PROMPT: Copy out each line below exactly as it appears.
--- start RECORDS TO PROCESS ---
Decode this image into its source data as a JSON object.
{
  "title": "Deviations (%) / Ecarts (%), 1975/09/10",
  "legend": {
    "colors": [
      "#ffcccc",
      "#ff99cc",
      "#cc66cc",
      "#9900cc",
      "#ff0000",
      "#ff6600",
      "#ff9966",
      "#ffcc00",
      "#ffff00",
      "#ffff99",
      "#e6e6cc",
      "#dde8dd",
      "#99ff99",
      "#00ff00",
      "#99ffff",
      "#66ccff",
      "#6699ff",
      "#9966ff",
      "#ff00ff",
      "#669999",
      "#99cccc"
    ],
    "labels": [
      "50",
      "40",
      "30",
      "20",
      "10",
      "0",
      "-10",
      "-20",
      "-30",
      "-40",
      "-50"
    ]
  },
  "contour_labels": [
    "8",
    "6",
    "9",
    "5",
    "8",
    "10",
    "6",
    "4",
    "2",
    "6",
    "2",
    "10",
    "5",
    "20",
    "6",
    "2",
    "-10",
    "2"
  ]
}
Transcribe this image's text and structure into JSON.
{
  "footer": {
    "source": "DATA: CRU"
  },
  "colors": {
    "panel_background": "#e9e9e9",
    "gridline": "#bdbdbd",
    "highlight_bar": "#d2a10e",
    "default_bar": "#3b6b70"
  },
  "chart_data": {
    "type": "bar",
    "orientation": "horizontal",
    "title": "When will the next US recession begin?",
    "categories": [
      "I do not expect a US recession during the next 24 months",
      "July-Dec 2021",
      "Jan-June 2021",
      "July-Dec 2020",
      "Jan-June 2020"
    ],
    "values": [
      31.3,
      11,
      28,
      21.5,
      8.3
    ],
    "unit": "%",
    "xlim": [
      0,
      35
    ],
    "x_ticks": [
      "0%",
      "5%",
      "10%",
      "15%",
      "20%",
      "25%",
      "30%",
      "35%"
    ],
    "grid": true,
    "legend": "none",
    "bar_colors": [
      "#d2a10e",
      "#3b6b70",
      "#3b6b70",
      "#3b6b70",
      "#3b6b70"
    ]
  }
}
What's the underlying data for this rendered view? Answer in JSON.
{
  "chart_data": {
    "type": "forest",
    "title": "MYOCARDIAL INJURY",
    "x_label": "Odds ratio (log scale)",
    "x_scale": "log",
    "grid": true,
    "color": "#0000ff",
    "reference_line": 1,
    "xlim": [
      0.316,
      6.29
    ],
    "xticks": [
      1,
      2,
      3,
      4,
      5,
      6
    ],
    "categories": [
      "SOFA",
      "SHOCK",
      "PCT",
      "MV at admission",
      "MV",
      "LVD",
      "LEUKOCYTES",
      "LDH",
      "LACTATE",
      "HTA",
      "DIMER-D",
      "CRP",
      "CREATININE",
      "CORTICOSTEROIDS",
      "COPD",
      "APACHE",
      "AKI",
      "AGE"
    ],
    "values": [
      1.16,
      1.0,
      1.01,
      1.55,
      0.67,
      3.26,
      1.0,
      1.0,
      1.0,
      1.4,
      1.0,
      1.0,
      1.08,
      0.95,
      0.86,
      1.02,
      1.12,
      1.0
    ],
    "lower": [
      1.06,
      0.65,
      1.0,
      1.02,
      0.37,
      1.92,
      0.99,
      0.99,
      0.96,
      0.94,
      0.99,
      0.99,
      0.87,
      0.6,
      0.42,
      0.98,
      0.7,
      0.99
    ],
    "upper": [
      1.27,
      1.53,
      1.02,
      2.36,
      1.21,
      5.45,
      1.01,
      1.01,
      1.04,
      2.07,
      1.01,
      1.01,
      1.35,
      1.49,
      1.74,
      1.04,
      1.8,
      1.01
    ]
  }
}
--- end RECORDS TO PROCESS ---
CORRECT OUTPUT:
Decode this image into its source data as a JSON object.
{
  "title": "Deviations (%) / Ecarts (%), 1975/09/10",
  "legend": {
    "colors": [
      "#ffcccc",
      "#ff99cc",
      "#cc66cc",
      "#9900cc",
      "#ff0000",
      "#ff6600",
      "#ff9966",
      "#ffcc00",
      "#ffff00",
      "#ffff99",
      "#e6e6cc",
      "#dde8dd",
      "#99ff99",
      "#00ff00",
      "#99ffff",
      "#66ccff",
      "#6699ff",
      "#9966ff",
      "#ff00ff",
      "#669999",
      "#99cccc"
    ],
    "labels": [
      "50",
      "40",
      "30",
      "20",
      "10",
      "0",
      "-10",
      "-20",
      "-30",
      "-40",
      "-50"
    ]
  },
  "contour_labels": [
    "8",
    "6",
    "9",
    "5",
    "8",
    "10",
    "6",
    "4",
    "2",
    "6",
    "2",
    "10",
    "5",
    "20",
    "6",
    "2",
    "-10",
    "2"
  ]
}
Transcribe this image's text and structure into JSON.
{
  "footer": {
    "source": "DATA: CRU"
  },
  "colors": {
    "panel_background": "#e9e9e9",
    "gridline": "#bdbdbd",
    "highlight_bar": "#d2a10e",
    "default_bar": "#3b6b70"
  },
  "chart_data": {
    "type": "bar",
    "orientation": "horizontal",
    "title": "When will the next US recession begin?",
    "categories": [
      "I do not expect a US recession during the next 24 months",
      "July-Dec 2021",
      "Jan-June 2021",
      "July-Dec 2020",
      "Jan-June 2020"
    ],
    "values": [
      31.3,
      11,
      28,
      21.5,
      8.3
    ],
    "unit": "%",
    "xlim": [
      0,
      35
    ],
    "x_ticks": [
      "0%",
      "5%",
      "10%",
      "15%",
      "20%",
      "25%",
      "30%",
      "35%"
    ],
    "grid": true,
    "legend": "none",
    "bar_colors": [
      "#d2a10e",
      "#3b6b70",
      "#3b6b70",
      "#3b6b70",
      "#3b6b70"
    ]
  }
}
What's the underlying data for this rendered view? Answer in JSON.
{
  "chart_data": {
    "type": "forest",
    "title": "MYOCARDIAL INJURY",
    "x_label": "Odds ratio (log scale)",
    "x_scale": "log",
    "grid": true,
    "color": "#0000ff",
    "reference_line": 1,
    "xlim": [
      0.316,
      6.29
    ],
    "xticks": [
      1,
      2,
      3,
      4,
      5,
      6
    ],
    "categories": [
      "SOFA",
      "SHOCK",
      "PCT",
      "MV at admission",
      "MV",
      "LVD",
      "LEUKOCYTES",
      "LDH",
      "LACTATE",
      "HTA",
      "DIMER-D",
      "CRP",
      "CREATININE",
      "CORTICOSTEROIDS",
      "COPD",
      "APACHE",
      "AKI",
      "AGE"
    ],
    "values": [
      1.16,
      1.0,
      1.01,
      1.55,
      0.67,
      3.26,
      1.0,
      1.0,
      1.0,
      1.4,
      1.0,
      1.0,
      1.08,
      0.95,
      0.86,
      1.02,
      1.12,
      1.0
    ],
    "lower": [
      1.06,
      0.65,
      1.0,
      1.02,
      0.37,
      1.92,
      0.99,
      0.99,
      0.96,
      0.94,
      0.99,
      0.99,
      0.87,
      0.6,
      0.42,
      0.98,
      0.7,
      0.99
    ],
    "upper": [
      1.27,
      1.53,
      1.02,
      2.36,
      1.21,
      5.45,
      1.01,
      1.01,
      1.04,
      2.07,
      1.01,
      1.01,
      1.35,
      1.49,
      1.74,
      1.04,
      1.8,
      1.01
    ]
  }
}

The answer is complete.